[Begin DATA SHOWN]
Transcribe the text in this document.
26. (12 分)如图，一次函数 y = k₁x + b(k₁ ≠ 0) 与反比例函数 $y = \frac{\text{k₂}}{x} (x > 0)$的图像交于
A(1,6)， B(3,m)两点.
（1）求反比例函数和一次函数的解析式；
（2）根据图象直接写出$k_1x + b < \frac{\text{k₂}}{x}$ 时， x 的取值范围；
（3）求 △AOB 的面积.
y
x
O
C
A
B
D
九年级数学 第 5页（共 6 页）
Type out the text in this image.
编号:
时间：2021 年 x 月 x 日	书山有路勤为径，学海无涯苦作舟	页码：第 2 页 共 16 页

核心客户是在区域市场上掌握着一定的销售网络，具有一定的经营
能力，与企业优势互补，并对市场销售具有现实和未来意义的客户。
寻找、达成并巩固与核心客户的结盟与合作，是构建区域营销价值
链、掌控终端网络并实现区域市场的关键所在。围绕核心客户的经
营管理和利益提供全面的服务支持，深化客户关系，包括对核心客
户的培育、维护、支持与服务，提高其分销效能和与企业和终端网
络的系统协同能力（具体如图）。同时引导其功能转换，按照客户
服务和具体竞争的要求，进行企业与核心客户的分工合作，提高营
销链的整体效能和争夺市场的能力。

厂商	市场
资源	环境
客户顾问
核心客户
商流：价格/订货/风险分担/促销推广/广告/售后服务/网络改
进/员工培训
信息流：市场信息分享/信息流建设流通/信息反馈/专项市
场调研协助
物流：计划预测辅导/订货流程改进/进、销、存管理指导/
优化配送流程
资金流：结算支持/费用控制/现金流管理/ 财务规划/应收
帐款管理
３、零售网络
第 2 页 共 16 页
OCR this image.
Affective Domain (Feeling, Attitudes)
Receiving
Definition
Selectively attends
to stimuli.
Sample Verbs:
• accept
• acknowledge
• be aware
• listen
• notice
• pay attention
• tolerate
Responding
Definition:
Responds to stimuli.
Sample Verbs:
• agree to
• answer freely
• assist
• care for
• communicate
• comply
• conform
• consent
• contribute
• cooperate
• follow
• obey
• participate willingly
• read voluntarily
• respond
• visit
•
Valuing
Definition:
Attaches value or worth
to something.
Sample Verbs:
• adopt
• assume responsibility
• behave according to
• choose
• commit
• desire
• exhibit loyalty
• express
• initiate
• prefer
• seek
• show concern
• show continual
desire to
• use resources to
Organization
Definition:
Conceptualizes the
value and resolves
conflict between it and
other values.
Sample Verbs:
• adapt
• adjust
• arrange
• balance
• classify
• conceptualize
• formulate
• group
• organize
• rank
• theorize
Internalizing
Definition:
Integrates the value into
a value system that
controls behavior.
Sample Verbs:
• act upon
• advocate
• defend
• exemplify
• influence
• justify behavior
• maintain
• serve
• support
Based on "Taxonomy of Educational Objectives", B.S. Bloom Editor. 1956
[End DATA SHOWN]
**WORK INSTRUCTIONS**
Where a line contains "frac", copy that line.

**TASK SOLUTION**
26. (12 分)如图，一次函数 y = k₁x + b(k₁ ≠ 0) 与反比例函数 $y = \frac{\text{k₂}}{x} (x > 0)$的图像交于
（2）根据图象直接写出$k_1x + b < \frac{\text{k₂}}{x}$ 时， x 的取值范围；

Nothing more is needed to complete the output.